Directive
Reproduce word for word everything from the line containing "Extract all elements" down to the line containing "top-y-tick-label: 6 bbox=[74, 535, 86, 560]", both included.

Supplied information
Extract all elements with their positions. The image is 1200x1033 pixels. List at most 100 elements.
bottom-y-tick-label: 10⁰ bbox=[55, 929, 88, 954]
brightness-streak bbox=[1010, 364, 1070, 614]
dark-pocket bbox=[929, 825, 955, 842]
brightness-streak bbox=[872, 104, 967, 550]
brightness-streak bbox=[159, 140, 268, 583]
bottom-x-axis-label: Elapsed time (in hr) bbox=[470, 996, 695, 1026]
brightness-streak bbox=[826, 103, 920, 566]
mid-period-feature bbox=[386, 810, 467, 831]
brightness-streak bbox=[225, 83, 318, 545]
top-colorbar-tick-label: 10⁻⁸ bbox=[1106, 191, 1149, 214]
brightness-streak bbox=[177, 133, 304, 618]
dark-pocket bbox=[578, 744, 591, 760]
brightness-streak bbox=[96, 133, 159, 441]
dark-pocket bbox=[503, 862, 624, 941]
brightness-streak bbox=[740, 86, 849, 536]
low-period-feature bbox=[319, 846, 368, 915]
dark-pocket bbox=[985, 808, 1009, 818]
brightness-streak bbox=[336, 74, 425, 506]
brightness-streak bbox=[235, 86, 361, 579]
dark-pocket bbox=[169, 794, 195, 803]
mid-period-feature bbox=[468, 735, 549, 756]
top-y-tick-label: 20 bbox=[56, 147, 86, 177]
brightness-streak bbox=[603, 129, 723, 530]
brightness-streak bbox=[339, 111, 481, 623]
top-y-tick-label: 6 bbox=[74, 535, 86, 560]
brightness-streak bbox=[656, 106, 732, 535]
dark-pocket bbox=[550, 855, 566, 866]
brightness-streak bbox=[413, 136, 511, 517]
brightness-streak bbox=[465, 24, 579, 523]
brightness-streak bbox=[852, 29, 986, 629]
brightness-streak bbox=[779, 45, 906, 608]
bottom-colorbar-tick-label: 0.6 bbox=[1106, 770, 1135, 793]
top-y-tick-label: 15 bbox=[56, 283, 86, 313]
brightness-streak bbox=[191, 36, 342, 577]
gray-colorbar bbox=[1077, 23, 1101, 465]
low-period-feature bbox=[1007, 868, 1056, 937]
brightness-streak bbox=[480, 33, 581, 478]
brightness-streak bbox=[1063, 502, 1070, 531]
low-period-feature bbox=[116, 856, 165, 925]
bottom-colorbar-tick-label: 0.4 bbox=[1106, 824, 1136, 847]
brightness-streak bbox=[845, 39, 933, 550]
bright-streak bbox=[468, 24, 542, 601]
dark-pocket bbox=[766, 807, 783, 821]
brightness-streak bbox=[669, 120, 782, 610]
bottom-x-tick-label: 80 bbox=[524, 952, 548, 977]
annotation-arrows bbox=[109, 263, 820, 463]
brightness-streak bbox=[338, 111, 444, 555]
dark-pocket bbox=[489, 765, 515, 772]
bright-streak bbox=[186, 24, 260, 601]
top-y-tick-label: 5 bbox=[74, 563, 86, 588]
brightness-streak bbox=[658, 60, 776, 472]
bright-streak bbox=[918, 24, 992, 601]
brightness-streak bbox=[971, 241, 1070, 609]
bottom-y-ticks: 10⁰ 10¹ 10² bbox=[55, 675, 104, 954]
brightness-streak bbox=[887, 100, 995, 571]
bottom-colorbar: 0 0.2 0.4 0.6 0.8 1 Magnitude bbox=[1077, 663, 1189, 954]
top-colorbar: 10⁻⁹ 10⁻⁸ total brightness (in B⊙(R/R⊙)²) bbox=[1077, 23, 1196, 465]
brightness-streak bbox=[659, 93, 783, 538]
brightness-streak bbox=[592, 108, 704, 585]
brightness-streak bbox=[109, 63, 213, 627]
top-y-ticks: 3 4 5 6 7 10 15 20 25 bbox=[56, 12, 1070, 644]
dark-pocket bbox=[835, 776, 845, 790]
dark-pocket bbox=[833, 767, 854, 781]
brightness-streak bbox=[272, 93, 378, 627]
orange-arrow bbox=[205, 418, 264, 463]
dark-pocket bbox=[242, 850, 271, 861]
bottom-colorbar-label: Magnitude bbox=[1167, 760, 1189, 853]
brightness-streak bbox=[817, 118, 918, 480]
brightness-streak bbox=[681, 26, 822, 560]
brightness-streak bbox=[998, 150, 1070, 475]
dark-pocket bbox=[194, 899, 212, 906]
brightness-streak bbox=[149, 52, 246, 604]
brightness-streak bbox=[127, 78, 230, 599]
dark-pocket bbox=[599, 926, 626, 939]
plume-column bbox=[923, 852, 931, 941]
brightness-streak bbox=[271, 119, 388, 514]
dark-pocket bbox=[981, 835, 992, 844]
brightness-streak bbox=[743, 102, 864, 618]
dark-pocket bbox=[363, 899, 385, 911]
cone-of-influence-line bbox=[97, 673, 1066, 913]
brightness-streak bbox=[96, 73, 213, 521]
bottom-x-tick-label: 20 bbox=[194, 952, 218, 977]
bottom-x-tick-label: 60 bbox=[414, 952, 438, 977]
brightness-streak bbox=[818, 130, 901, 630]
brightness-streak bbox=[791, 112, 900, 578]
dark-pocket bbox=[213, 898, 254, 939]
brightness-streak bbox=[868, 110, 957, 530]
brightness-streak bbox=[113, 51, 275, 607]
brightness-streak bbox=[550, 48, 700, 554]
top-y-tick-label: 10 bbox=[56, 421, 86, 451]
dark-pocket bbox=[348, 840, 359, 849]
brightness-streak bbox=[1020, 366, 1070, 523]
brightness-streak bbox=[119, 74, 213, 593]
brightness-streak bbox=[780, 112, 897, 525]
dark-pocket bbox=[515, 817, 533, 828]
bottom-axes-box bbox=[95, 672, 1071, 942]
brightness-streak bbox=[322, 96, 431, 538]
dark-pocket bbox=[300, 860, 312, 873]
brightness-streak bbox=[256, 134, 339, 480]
--
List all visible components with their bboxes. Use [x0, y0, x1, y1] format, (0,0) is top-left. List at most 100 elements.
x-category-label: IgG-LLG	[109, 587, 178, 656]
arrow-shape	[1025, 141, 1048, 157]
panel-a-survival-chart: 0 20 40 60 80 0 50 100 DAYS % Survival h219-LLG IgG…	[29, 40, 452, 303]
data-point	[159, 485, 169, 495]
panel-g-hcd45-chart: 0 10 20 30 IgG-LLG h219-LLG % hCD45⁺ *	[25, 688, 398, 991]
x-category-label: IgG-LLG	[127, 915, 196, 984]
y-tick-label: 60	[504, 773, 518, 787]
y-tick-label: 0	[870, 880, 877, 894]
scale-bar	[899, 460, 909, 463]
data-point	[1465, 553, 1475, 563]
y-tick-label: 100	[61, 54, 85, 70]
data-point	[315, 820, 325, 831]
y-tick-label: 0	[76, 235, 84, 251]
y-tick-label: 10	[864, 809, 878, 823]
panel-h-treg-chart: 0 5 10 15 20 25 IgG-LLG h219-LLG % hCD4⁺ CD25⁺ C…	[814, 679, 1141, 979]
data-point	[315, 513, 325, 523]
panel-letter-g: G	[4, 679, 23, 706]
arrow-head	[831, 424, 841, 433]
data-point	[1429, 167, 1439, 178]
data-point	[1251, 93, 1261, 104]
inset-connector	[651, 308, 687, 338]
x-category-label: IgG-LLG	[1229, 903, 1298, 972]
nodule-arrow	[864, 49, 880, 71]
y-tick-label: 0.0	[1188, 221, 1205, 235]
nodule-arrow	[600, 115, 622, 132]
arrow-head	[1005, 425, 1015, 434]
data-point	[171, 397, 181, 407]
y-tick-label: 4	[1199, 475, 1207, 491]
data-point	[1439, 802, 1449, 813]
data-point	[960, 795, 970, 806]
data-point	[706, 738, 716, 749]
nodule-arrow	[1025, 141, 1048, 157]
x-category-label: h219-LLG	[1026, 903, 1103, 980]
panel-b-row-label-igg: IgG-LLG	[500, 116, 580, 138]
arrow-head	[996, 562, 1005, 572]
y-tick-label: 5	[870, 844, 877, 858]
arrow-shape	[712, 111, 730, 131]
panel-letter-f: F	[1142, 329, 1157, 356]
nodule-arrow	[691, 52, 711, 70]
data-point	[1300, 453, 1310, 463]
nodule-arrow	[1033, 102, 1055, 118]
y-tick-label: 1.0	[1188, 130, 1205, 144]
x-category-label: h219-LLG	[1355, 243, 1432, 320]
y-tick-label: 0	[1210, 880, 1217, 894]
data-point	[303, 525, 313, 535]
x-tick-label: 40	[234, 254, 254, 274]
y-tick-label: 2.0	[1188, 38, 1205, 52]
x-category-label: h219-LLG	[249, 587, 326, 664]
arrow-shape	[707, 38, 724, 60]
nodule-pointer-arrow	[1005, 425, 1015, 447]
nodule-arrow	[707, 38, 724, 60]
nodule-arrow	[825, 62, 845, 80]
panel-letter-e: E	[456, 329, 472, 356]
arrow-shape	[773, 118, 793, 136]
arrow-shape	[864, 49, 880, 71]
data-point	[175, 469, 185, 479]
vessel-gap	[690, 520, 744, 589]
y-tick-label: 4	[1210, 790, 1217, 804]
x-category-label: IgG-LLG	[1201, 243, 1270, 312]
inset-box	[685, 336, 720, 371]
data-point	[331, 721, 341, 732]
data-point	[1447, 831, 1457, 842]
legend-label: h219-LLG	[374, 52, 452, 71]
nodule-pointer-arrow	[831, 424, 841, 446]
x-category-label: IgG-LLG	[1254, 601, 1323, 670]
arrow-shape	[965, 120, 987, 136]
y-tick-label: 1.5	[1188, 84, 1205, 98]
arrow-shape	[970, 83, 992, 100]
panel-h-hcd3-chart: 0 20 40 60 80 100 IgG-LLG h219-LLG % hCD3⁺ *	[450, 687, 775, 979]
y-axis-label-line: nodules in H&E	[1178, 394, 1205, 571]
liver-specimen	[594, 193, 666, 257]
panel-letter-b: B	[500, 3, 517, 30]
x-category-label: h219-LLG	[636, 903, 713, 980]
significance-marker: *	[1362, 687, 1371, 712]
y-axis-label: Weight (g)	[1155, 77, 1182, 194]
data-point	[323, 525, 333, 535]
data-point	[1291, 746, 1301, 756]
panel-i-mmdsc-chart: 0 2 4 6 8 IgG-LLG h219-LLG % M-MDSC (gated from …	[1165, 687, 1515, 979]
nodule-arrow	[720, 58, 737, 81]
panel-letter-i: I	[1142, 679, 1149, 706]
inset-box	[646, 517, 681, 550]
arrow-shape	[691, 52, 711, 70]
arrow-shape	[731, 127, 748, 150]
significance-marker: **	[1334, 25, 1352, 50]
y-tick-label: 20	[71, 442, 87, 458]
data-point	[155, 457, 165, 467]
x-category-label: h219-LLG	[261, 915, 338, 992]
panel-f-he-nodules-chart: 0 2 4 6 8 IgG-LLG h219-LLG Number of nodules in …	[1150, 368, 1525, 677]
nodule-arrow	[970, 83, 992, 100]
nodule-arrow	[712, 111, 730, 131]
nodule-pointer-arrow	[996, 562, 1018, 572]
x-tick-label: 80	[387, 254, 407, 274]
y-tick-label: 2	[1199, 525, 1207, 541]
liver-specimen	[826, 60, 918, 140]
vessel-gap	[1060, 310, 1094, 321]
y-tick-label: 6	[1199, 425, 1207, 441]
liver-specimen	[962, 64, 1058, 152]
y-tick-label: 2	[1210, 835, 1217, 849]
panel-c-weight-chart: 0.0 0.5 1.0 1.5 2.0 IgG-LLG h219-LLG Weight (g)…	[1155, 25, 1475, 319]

Output below
Extract all elements with their positions. The image is 1200x1033 pixels. List at most 100 elements.
bottom-y-tick-label: 10⁰ bbox=[55, 929, 88, 954]
brightness-streak bbox=[1010, 364, 1070, 614]
dark-pocket bbox=[929, 825, 955, 842]
brightness-streak bbox=[872, 104, 967, 550]
brightness-streak bbox=[159, 140, 268, 583]
bottom-x-axis-label: Elapsed time (in hr) bbox=[470, 996, 695, 1026]
brightness-streak bbox=[826, 103, 920, 566]
mid-period-feature bbox=[386, 810, 467, 831]
brightness-streak bbox=[225, 83, 318, 545]
top-colorbar-tick-label: 10⁻⁸ bbox=[1106, 191, 1149, 214]
brightness-streak bbox=[177, 133, 304, 618]
dark-pocket bbox=[578, 744, 591, 760]
brightness-streak bbox=[96, 133, 159, 441]
dark-pocket bbox=[503, 862, 624, 941]
brightness-streak bbox=[740, 86, 849, 536]
low-period-feature bbox=[319, 846, 368, 915]
dark-pocket bbox=[985, 808, 1009, 818]
brightness-streak bbox=[336, 74, 425, 506]
brightness-streak bbox=[235, 86, 361, 579]
dark-pocket bbox=[169, 794, 195, 803]
mid-period-feature bbox=[468, 735, 549, 756]
top-y-tick-label: 20 bbox=[56, 147, 86, 177]
brightness-streak bbox=[603, 129, 723, 530]
brightness-streak bbox=[339, 111, 481, 623]
top-y-tick-label: 6 bbox=[74, 535, 86, 560]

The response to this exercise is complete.